Directions
Give an exact copy of every line, leaving images out.

-------

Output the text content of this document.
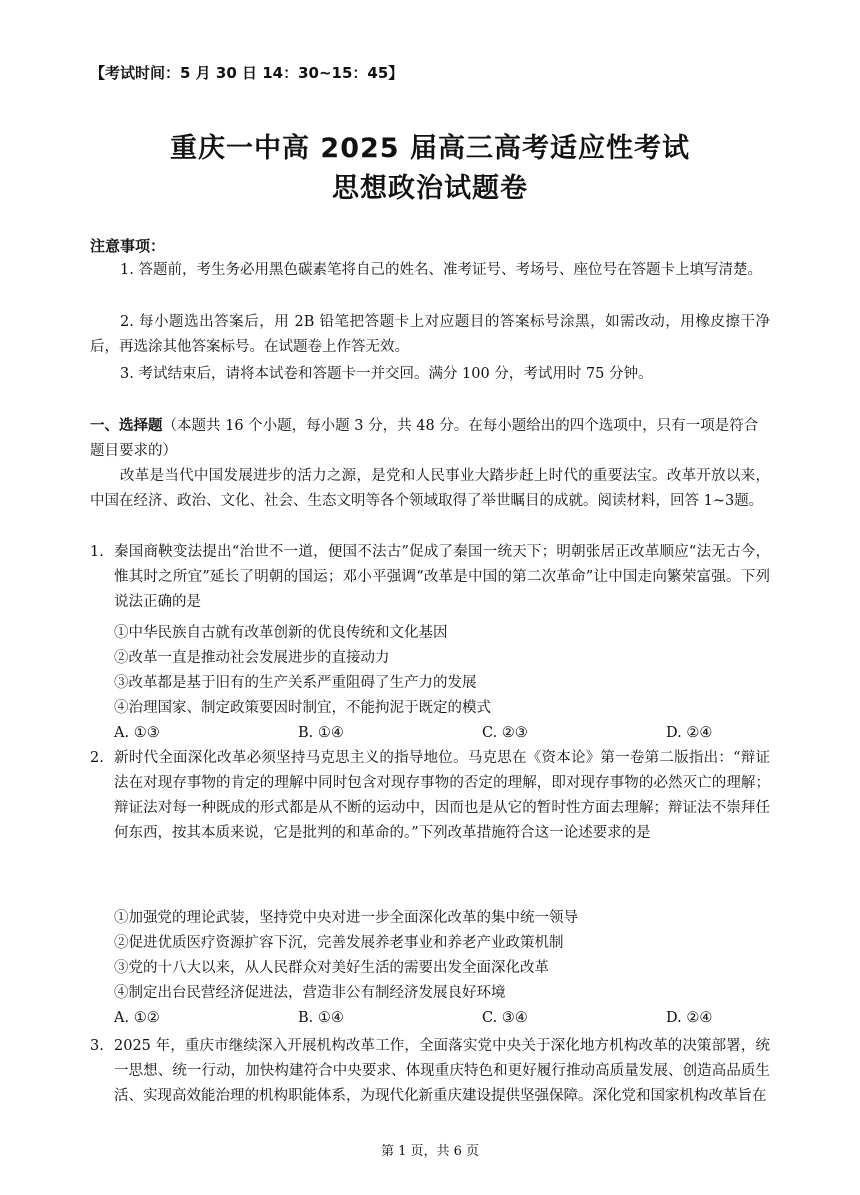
【考试时间：5 月 30 日 14：30~15：45】
重庆一中高 2025 届高三高考适应性考试
思想政治试题卷
注意事项：

1. 答题前，考生务必用黑色碳素笔将自己的姓名、准考证号、考场号、座位号在答题卡上填写清楚。

2. 每小题选出答案后，用 2B 铅笔把答题卡上对应题目的答案标号涂黑，如需改动，用橡皮擦干净后，再选涂其他答案标号。在试题卷上作答无效。

3. 考试结束后，请将本试卷和答题卡一并交回。满分 100 分，考试用时 75 分钟。

一、选择题（本题共 16 个小题，每小题 3 分，共 48 分。在每小题给出的四个选项中，只有一项是符合题目要求的）

改革是当代中国发展进步的活力之源，是党和人民事业大踏步赶上时代的重要法宝。改革开放以来，中国在经济、政治、文化、社会、生态文明等各个领域取得了举世瞩目的成就。阅读材料，回答 1~3题。

1. 秦国商鞅变法提出“治世不一道，便国不法古”促成了秦国一统天下；明朝张居正改革顺应“法无古今，惟其时之所宜”延长了明朝的国运；邓小平强调“改革是中国的第二次革命”让中国走向繁荣富强。下列说法正确的是
①中华民族自古就有改革创新的优良传统和文化基因
②改革一直是推动社会发展进步的直接动力
③改革都是基于旧有的生产关系严重阻碍了生产力的发展
④治理国家、制定政策要因时制宜，不能拘泥于既定的模式
A. ①③	B. ①④	C. ②③	D. ②④
2. 新时代全面深化改革必须坚持马克思主义的指导地位。马克思在《资本论》第一卷第二版指出：“辩证法在对现存事物的肯定的理解中同时包含对现存事物的否定的理解，即对现存事物的必然灭亡的理解；辩证法对每一种既成的形式都是从不断的运动中，因而也是从它的暂时性方面去理解；辩证法不崇拜任何东西，按其本质来说，它是批判的和革命的。”下列改革措施符合这一论述要求的是
①加强党的理论武装，坚持党中央对进一步全面深化改革的集中统一领导
②促进优质医疗资源扩容下沉，完善发展养老事业和养老产业政策机制
③党的十八大以来，从人民群众对美好生活的需要出发全面深化改革
④制定出台民营经济促进法，营造非公有制经济发展良好环境
A. ①②	B. ①④	C. ③④	D. ②④
3. 2025 年，重庆市继续深入开展机构改革工作，全面落实党中央关于深化地方机构改革的决策部署，统一思想、统一行动，加快构建符合中央要求、体现重庆特色和更好履行推动高质量发展、创造高品质生活、实现高效能治理的机构职能体系，为现代化新重庆建设提供坚强保障。深化党和国家机构改革旨在
第 1 页，共 6 页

-------

Completed task
Output the text content of this document.
【考试时间：5 月 30 日 14：30~15：45】
重庆一中高 2025 届高三高考适应性考试
思想政治试题卷
注意事项：

1. 答题前，考生务必用黑色碳素笔将自己的姓名、准考证号、考场号、座位号在答题卡上填写清楚。

2. 每小题选出答案后，用 2B 铅笔把答题卡上对应题目的答案标号涂黑，如需改动，用橡皮擦干净后，再选涂其他答案标号。在试题卷上作答无效。

3. 考试结束后，请将本试卷和答题卡一并交回。满分 100 分，考试用时 75 分钟。

一、选择题（本题共 16 个小题，每小题 3 分，共 48 分。在每小题给出的四个选项中，只有一项是符合题目要求的）

改革是当代中国发展进步的活力之源，是党和人民事业大踏步赶上时代的重要法宝。改革开放以来，中国在经济、政治、文化、社会、生态文明等各个领域取得了举世瞩目的成就。阅读材料，回答 1~3题。

1. 秦国商鞅变法提出“治世不一道，便国不法古”促成了秦国一统天下；明朝张居正改革顺应“法无古今，惟其时之所宜”延长了明朝的国运；邓小平强调“改革是中国的第二次革命”让中国走向繁荣富强。下列说法正确的是
①中华民族自古就有改革创新的优良传统和文化基因
②改革一直是推动社会发展进步的直接动力
③改革都是基于旧有的生产关系严重阻碍了生产力的发展
④治理国家、制定政策要因时制宜，不能拘泥于既定的模式
A. ①③	B. ①④	C. ②③	D. ②④
2. 新时代全面深化改革必须坚持马克思主义的指导地位。马克思在《资本论》第一卷第二版指出：“辩证法在对现存事物的肯定的理解中同时包含对现存事物的否定的理解，即对现存事物的必然灭亡的理解；辩证法对每一种既成的形式都是从不断的运动中，因而也是从它的暂时性方面去理解；辩证法不崇拜任何东西，按其本质来说，它是批判的和革命的。”下列改革措施符合这一论述要求的是
①加强党的理论武装，坚持党中央对进一步全面深化改革的集中统一领导
②促进优质医疗资源扩容下沉，完善发展养老事业和养老产业政策机制
③党的十八大以来，从人民群众对美好生活的需要出发全面深化改革
④制定出台民营经济促进法，营造非公有制经济发展良好环境
A. ①②	B. ①④	C. ③④	D. ②④
3. 2025 年，重庆市继续深入开展机构改革工作，全面落实党中央关于深化地方机构改革的决策部署，统一思想、统一行动，加快构建符合中央要求、体现重庆特色和更好履行推动高质量发展、创造高品质生活、实现高效能治理的机构职能体系，为现代化新重庆建设提供坚强保障。深化党和国家机构改革旨在
第 1 页，共 6 页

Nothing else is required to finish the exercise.